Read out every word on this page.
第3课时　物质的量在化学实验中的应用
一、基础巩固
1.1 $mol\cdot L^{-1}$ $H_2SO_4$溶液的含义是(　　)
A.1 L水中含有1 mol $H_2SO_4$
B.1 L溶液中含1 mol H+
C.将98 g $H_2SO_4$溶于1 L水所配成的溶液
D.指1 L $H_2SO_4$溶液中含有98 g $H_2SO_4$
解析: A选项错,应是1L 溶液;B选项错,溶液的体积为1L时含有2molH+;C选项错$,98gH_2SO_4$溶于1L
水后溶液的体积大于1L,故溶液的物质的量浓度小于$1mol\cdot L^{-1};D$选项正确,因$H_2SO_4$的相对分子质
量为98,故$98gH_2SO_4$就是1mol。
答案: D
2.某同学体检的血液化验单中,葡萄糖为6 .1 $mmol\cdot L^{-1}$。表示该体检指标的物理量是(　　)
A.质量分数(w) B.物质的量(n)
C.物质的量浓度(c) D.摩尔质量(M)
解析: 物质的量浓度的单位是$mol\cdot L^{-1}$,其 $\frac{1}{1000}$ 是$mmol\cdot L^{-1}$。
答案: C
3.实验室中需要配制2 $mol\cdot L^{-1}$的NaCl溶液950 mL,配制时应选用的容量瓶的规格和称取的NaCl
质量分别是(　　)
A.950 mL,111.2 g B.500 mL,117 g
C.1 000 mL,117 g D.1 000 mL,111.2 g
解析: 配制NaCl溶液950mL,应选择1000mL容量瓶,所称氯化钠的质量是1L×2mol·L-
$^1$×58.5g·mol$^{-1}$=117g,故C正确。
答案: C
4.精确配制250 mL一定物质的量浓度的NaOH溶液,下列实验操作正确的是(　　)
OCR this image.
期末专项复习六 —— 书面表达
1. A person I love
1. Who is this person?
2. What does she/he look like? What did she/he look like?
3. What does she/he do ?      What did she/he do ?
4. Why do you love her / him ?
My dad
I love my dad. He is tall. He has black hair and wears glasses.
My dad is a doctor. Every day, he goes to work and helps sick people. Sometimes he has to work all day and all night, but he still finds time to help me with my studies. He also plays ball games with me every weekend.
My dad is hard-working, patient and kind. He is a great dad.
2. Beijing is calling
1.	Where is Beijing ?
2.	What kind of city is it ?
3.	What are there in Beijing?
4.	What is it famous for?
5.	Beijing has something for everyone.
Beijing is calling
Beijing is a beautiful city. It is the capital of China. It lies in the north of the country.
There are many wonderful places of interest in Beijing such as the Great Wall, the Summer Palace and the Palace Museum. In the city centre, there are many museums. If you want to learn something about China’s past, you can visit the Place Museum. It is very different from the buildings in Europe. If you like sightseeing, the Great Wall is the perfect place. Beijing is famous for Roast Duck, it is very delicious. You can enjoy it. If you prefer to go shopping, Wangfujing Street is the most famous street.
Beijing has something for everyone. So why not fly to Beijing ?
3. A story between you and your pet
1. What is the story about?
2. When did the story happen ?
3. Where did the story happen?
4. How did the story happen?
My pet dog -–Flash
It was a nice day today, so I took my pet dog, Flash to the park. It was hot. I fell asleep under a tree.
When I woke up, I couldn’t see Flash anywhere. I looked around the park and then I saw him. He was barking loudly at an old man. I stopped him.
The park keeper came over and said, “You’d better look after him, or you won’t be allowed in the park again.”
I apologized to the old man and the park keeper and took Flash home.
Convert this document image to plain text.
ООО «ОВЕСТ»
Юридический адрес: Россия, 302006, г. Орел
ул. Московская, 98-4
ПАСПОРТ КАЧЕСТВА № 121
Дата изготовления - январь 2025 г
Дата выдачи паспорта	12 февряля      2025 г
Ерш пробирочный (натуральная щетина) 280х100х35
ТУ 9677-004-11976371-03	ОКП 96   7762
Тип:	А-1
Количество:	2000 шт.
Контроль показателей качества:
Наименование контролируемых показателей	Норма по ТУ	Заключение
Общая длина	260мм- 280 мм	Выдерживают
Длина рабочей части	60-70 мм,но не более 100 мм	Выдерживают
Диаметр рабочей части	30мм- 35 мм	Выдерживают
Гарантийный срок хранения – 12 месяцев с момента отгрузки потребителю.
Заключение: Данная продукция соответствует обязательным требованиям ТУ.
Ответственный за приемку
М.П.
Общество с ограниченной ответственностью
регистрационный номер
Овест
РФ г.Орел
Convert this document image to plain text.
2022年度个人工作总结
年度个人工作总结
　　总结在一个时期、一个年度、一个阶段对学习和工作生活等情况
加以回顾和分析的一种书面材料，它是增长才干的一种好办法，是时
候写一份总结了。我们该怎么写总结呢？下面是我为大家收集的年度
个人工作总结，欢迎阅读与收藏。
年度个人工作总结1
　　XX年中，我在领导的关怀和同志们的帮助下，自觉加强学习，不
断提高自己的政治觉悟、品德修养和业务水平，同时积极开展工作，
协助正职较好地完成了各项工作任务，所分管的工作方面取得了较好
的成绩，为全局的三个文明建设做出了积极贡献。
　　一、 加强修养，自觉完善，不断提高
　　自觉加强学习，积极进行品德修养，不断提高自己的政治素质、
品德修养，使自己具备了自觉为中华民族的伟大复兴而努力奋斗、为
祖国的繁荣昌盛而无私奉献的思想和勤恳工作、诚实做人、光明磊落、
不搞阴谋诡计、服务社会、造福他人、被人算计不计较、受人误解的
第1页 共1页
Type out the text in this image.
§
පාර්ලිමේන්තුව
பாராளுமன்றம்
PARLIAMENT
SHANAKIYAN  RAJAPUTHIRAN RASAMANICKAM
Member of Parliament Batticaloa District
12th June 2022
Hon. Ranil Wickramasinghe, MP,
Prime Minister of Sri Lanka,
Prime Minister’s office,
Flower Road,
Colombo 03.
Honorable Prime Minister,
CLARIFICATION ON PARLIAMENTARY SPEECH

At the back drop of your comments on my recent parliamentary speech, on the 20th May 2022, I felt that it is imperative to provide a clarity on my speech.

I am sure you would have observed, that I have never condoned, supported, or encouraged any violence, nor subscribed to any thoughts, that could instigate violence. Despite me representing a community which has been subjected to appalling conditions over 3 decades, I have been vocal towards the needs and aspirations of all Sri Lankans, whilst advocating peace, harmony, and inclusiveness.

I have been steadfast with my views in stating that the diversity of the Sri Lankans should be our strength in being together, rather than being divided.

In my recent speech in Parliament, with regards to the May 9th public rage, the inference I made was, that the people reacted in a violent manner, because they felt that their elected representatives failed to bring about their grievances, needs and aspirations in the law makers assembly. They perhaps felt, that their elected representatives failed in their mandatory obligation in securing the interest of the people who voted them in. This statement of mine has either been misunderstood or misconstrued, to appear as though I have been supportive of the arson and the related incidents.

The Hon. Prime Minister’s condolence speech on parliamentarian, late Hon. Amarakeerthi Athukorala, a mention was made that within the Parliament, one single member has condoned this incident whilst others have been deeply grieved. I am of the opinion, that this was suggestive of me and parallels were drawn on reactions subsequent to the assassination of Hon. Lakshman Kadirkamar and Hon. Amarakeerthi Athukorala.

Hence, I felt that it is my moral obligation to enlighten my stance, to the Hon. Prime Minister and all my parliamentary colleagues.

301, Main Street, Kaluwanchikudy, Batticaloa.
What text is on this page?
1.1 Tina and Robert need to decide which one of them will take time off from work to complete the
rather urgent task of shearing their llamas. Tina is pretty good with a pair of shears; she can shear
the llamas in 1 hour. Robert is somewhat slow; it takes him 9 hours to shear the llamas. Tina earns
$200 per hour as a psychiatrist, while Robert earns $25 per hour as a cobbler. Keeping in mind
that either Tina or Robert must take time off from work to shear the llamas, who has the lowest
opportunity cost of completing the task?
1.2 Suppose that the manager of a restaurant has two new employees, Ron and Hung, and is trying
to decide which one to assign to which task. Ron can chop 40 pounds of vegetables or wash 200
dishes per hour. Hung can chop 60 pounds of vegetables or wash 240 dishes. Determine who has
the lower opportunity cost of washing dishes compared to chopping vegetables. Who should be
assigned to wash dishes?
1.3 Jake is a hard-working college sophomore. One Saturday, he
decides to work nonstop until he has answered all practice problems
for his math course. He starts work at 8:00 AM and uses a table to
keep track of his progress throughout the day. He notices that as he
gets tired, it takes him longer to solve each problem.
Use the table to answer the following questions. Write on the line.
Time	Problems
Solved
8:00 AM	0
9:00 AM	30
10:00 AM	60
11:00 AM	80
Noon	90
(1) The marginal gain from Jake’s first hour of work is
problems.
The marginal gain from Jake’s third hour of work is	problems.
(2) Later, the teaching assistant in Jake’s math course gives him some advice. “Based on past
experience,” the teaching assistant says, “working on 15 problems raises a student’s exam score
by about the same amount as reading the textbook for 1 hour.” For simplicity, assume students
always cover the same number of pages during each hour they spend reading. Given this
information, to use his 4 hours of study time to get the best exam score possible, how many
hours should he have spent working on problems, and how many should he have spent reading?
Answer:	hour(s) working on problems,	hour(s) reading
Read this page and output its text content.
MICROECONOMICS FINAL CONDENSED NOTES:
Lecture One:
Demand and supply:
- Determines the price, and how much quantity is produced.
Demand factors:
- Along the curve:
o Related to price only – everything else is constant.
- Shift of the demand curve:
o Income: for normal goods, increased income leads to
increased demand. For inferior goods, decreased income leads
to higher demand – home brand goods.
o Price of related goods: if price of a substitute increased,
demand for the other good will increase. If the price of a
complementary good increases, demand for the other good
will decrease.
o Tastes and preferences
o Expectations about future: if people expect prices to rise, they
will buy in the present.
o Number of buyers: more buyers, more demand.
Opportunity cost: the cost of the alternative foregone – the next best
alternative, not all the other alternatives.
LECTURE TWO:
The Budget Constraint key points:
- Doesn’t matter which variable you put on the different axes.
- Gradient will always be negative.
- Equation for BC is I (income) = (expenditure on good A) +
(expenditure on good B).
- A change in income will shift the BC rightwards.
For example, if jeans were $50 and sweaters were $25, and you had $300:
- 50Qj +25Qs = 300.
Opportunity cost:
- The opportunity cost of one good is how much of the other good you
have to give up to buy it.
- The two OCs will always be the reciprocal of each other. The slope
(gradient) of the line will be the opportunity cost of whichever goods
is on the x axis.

------

# EXERCISE PROMPT
Reproduce each line of the entries in which the word "Дата" is found.

# ANSWER BELOW
Дата изготовления - январь 2025 г
Дата выдачи паспорта	12 февряля      2025 г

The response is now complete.